* Written task *
Produce a verbatim copy of the entries listed below.

____

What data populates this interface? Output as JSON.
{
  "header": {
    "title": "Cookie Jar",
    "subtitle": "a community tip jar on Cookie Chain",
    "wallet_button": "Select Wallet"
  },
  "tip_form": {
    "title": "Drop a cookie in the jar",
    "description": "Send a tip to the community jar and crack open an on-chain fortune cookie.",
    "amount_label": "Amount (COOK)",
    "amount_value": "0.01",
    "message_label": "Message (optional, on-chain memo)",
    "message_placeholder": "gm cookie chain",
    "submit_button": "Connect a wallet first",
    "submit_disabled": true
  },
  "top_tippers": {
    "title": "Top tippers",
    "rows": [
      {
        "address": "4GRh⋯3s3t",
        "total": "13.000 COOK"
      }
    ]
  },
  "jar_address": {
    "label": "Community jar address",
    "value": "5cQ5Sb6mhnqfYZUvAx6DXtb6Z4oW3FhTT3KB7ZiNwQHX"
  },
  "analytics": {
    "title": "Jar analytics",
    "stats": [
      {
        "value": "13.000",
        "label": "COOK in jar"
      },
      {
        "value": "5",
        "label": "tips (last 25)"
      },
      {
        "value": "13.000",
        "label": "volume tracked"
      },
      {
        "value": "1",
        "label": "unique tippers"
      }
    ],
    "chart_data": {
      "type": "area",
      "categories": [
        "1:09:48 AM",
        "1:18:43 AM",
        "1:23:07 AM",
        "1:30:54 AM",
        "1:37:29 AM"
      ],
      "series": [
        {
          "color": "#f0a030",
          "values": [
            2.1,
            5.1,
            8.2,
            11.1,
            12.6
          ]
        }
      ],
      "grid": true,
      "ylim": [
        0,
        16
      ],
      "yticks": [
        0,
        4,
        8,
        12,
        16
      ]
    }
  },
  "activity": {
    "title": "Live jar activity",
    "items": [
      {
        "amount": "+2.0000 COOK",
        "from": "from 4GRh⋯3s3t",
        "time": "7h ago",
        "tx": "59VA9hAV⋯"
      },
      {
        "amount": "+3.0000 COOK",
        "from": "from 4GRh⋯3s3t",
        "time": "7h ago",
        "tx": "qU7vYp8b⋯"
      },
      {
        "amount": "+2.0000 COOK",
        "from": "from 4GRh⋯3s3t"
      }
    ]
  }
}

____

* Response to the exercise *
What data populates this interface? Output as JSON.
{
  "header": {
    "title": "Cookie Jar",
    "subtitle": "a community tip jar on Cookie Chain",
    "wallet_button": "Select Wallet"
  },
  "tip_form": {
    "title": "Drop a cookie in the jar",
    "description": "Send a tip to the community jar and crack open an on-chain fortune cookie.",
    "amount_label": "Amount (COOK)",
    "amount_value": "0.01",
    "message_label": "Message (optional, on-chain memo)",
    "message_placeholder": "gm cookie chain",
    "submit_button": "Connect a wallet first",
    "submit_disabled": true
  },
  "top_tippers": {
    "title": "Top tippers",
    "rows": [
      {
        "address": "4GRh⋯3s3t",
        "total": "13.000 COOK"
      }
    ]
  },
  "jar_address": {
    "label": "Community jar address",
    "value": "5cQ5Sb6mhnqfYZUvAx6DXtb6Z4oW3FhTT3KB7ZiNwQHX"
  },
  "analytics": {
    "title": "Jar analytics",
    "stats": [
      {
        "value": "13.000",
        "label": "COOK in jar"
      },
      {
        "value": "5",
        "label": "tips (last 25)"
      },
      {
        "value": "13.000",
        "label": "volume tracked"
      },
      {
        "value": "1",
        "label": "unique tippers"
      }
    ],
    "chart_data": {
      "type": "area",
      "categories": [
        "1:09:48 AM",
        "1:18:43 AM",
        "1:23:07 AM",
        "1:30:54 AM",
        "1:37:29 AM"
      ],
      "series": [
        {
          "color": "#f0a030",
          "values": [
            2.1,
            5.1,
            8.2,
            11.1,
            12.6
          ]
        }
      ],
      "grid": true,
      "ylim": [
        0,
        16
      ],
      "yticks": [
        0,
        4,
        8,
        12,
        16
      ]
    }
  },
  "activity": {
    "title": "Live jar activity",
    "items": [
      {
        "amount": "+2.0000 COOK",
        "from": "from 4GRh⋯3s3t",
        "time": "7h ago",
        "tx": "59VA9hAV⋯"
      },
      {
        "amount": "+3.0000 COOK",
        "from": "from 4GRh⋯3s3t",
        "time": "7h ago",
        "tx": "qU7vYp8b⋯"
      },
      {
        "amount": "+2.0000 COOK",
        "from": "from 4GRh⋯3s3t"
      }
    ]
  }
}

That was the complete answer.